§ **Exercise prompt**
Extract each line holding the word "screenshot" from the entries.
◇ ◇ ◇
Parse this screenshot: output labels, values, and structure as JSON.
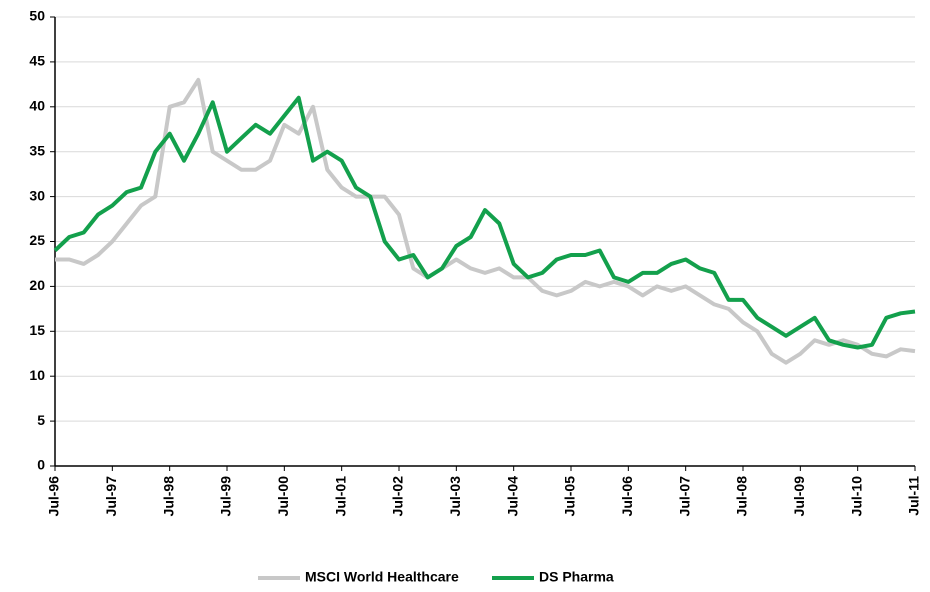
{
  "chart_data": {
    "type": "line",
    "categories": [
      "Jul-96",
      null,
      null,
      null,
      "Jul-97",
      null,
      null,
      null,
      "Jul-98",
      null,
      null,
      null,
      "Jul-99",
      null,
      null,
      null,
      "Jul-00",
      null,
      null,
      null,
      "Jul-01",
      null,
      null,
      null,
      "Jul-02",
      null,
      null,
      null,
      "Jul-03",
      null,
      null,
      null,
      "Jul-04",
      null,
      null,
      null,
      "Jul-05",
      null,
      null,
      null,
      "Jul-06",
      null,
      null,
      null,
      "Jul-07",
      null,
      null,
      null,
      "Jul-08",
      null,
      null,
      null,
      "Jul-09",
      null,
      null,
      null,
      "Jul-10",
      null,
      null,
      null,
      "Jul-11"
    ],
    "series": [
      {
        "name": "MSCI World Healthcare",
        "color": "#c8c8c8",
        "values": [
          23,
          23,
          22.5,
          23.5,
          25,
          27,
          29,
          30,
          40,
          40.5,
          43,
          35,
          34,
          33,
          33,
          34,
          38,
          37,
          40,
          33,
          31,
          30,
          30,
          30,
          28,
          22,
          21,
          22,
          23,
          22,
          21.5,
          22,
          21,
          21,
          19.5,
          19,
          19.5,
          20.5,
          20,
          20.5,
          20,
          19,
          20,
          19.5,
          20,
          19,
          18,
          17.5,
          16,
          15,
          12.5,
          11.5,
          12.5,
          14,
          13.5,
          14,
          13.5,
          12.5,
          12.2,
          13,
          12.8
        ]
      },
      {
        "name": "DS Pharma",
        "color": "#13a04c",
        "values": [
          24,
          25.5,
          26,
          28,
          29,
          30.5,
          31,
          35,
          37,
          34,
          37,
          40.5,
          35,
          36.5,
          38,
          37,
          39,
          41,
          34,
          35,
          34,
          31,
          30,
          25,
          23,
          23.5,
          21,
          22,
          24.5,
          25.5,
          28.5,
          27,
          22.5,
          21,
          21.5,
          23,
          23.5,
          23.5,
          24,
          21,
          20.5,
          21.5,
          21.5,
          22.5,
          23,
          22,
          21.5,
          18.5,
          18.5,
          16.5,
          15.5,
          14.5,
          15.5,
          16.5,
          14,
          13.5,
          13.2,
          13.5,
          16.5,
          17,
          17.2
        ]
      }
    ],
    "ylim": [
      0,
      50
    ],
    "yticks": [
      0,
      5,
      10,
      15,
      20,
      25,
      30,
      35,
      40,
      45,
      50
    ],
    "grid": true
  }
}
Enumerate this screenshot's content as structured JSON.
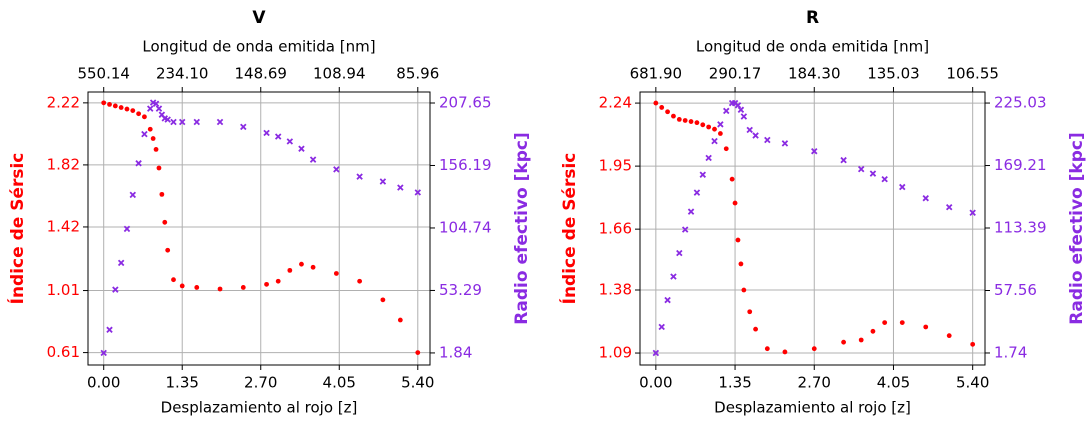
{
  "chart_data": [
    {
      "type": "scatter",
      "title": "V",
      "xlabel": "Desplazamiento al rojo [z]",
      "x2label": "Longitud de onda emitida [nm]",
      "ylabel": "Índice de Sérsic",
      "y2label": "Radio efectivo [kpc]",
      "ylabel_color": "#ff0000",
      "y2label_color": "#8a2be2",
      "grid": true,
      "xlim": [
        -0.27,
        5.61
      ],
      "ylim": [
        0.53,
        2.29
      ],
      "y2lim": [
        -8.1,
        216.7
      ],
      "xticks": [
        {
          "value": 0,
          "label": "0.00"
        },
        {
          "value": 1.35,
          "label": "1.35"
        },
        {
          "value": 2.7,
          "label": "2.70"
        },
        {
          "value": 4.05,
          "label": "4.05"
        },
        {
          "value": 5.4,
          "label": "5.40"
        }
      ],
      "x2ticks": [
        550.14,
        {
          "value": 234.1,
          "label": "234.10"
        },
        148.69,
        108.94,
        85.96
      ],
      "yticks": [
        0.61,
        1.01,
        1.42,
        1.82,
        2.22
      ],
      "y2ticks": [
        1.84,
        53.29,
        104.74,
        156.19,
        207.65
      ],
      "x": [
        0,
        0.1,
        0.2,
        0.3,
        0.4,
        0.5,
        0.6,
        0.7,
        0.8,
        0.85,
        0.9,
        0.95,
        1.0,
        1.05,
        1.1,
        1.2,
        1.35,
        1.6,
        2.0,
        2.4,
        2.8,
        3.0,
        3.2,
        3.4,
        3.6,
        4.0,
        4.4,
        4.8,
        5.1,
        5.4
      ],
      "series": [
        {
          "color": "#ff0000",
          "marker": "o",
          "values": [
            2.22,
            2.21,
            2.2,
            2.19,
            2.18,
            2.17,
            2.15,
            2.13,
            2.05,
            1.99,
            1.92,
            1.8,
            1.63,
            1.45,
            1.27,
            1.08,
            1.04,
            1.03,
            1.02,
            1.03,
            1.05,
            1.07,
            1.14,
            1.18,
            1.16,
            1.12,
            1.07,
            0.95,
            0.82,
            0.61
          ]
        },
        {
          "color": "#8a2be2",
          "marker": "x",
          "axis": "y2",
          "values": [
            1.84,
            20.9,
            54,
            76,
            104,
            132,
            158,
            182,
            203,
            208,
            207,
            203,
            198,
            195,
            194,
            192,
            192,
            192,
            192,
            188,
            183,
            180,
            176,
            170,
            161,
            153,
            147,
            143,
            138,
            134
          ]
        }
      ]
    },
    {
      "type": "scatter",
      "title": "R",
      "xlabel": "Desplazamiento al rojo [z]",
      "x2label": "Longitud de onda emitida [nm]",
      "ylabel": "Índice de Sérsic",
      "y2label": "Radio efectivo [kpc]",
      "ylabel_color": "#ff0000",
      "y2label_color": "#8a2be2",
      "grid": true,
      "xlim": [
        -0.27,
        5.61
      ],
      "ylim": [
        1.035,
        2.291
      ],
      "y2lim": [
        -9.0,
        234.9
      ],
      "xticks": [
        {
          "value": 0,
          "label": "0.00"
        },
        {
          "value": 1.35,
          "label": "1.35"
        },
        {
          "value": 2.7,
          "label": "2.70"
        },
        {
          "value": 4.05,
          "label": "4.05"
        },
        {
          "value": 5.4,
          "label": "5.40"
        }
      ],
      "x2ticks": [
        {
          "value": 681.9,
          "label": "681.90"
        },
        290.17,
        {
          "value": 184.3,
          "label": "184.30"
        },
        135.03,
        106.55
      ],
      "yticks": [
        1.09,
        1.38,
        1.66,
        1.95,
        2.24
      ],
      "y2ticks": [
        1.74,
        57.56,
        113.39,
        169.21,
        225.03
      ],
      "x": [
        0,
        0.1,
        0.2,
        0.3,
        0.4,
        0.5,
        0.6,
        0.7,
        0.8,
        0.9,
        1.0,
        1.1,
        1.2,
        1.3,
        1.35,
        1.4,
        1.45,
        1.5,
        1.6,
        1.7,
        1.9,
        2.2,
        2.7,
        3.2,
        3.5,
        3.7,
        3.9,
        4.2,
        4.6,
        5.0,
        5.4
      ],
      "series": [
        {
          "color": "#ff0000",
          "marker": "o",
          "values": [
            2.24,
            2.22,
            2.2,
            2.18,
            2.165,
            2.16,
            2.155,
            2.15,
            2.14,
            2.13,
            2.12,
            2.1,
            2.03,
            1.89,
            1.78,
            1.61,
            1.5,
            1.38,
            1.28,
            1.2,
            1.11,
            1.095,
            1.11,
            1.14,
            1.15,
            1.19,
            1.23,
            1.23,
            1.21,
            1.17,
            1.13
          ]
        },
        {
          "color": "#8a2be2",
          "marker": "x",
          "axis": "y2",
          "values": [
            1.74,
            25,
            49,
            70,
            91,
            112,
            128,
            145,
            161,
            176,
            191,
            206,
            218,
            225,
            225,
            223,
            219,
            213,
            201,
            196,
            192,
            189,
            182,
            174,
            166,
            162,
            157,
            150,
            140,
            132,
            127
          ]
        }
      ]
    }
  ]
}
◇ ◇ ◇
§ **Answer to this task**
Parse this screenshot: output labels, values, and structure as JSON.
Enumerate this screenshot's content as structured JSON.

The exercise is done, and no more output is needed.